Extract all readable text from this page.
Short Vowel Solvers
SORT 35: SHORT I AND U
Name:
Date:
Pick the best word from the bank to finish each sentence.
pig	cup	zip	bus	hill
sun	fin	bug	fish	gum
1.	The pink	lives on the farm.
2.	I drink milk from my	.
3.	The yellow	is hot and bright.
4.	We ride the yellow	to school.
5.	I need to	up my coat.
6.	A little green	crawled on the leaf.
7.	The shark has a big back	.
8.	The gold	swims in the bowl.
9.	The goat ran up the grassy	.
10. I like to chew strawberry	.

○ ○ ○

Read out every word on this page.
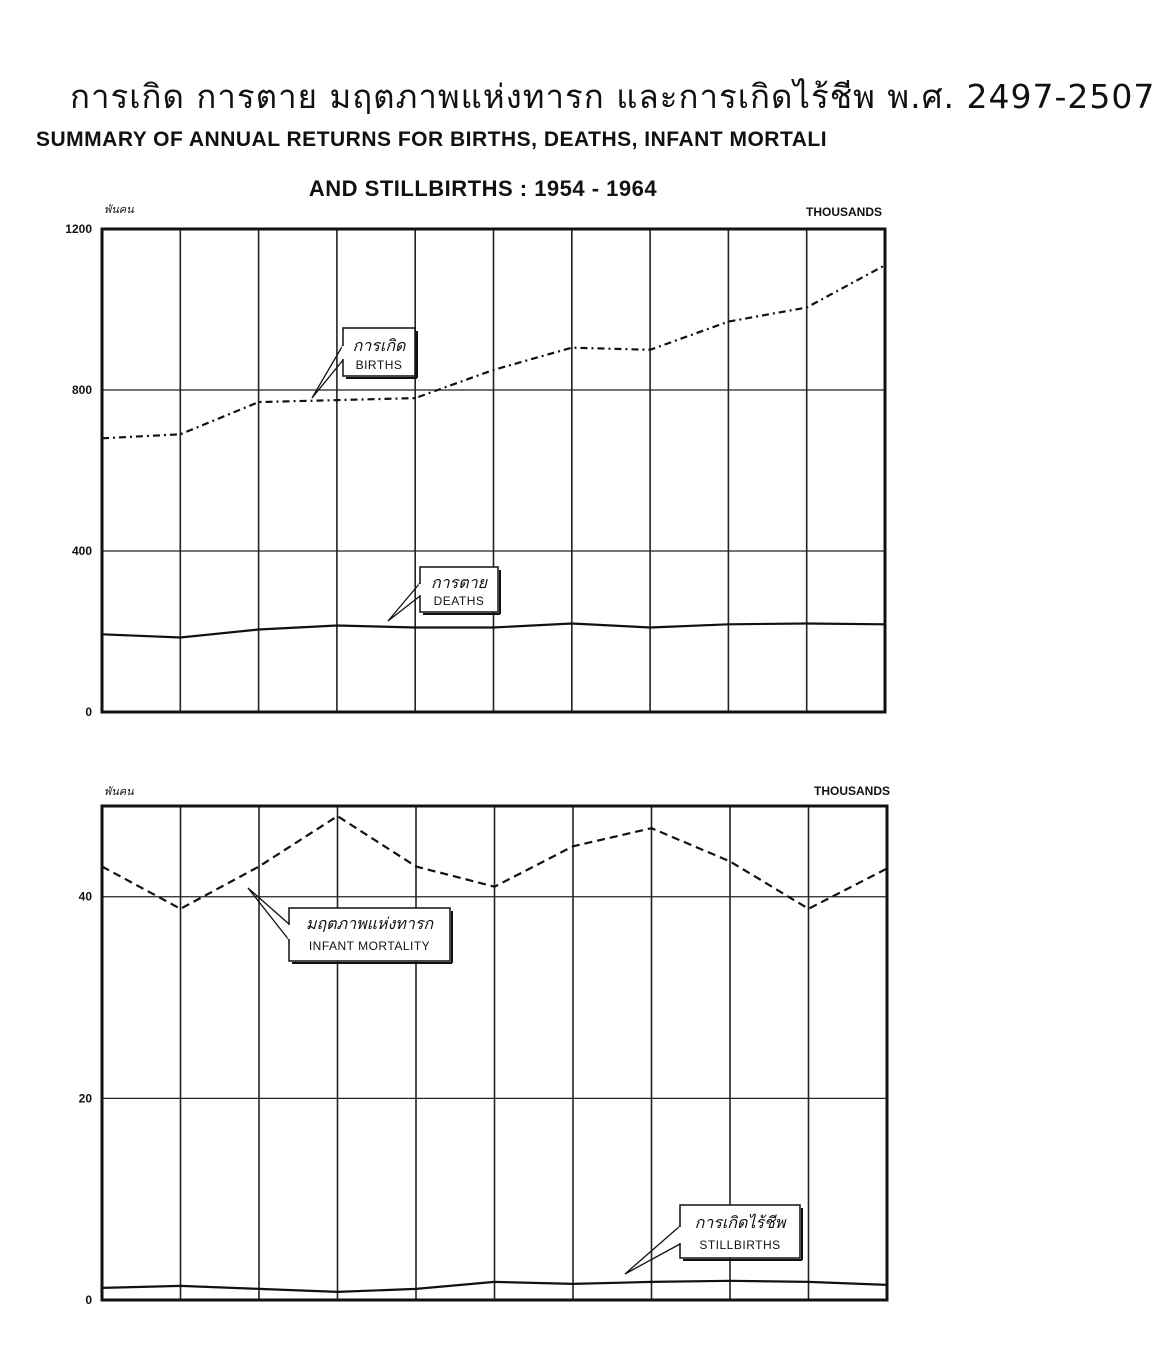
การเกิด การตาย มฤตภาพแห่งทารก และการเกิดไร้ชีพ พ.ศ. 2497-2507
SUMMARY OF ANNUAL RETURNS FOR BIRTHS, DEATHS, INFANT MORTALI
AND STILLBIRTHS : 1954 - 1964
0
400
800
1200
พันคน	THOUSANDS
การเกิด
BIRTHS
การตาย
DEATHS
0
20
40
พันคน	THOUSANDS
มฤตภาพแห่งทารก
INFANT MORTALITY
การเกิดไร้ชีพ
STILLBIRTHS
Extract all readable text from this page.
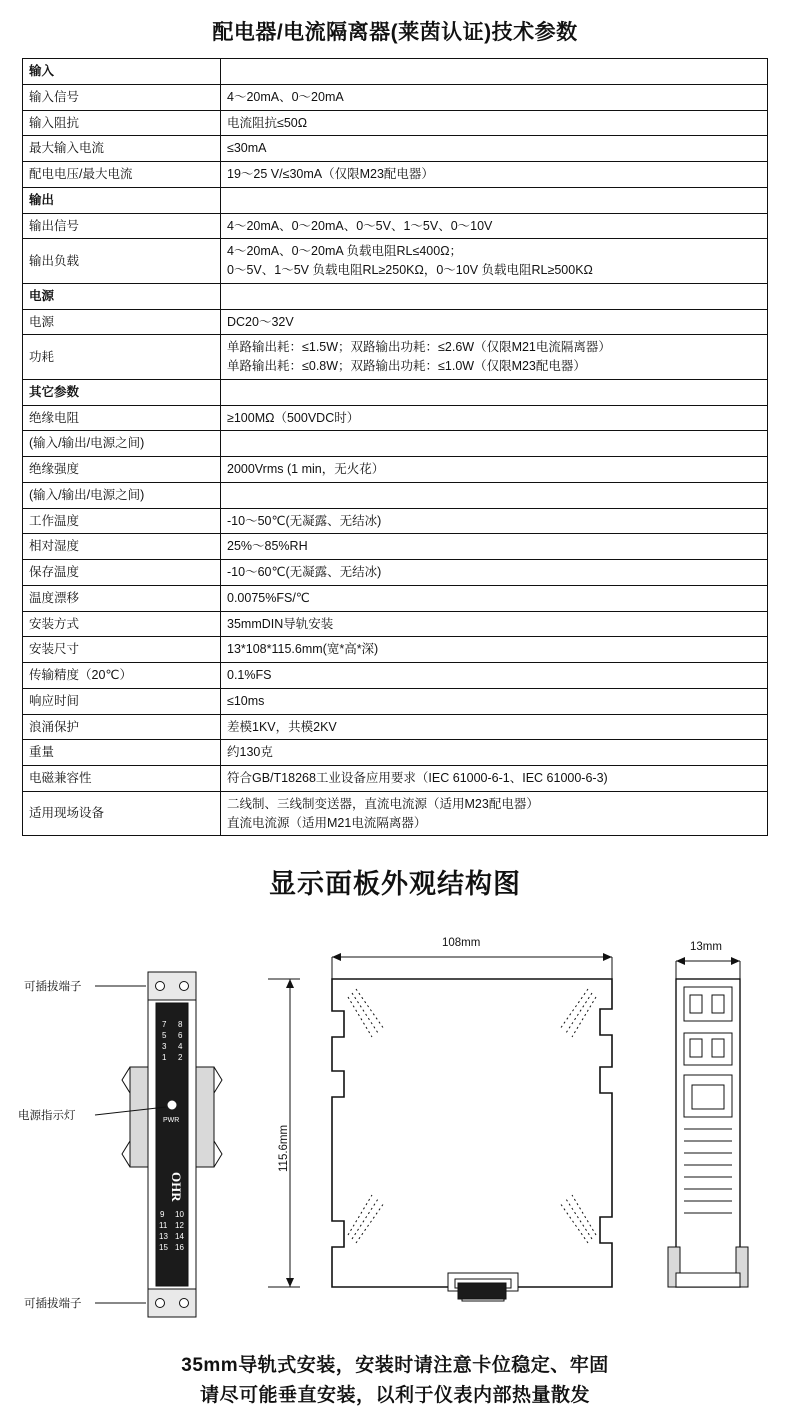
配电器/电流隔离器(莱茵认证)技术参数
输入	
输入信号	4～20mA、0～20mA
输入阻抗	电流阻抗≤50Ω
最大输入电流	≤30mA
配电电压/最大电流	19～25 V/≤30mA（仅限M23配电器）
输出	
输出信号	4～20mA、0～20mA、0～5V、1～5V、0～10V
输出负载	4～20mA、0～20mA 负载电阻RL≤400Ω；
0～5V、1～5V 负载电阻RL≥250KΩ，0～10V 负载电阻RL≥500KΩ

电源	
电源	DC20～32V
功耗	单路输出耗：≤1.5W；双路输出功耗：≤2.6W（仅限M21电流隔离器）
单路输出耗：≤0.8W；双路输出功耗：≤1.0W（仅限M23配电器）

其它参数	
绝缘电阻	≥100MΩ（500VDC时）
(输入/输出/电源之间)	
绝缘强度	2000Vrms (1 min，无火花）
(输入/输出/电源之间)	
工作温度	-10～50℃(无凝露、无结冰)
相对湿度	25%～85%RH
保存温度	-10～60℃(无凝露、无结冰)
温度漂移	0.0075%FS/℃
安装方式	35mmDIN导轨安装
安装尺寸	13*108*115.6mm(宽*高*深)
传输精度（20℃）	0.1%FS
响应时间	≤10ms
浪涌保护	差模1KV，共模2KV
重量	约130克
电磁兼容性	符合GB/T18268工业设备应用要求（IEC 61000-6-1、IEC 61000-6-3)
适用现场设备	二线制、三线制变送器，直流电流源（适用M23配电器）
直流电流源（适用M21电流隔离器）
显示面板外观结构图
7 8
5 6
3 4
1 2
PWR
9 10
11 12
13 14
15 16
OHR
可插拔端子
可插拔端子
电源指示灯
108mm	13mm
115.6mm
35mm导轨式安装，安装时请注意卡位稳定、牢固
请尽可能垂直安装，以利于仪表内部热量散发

○ ○ ○

**TASK BRIEF**
From the records above, pull out every line containing the word "งทารก".

**FINAL RESULT**
การเกิด การตาย มฤตภาพแห่งทารก และการเกิดไร้ชีพ พ.ศ. 2497-2507
มฤตภาพแห่งทารก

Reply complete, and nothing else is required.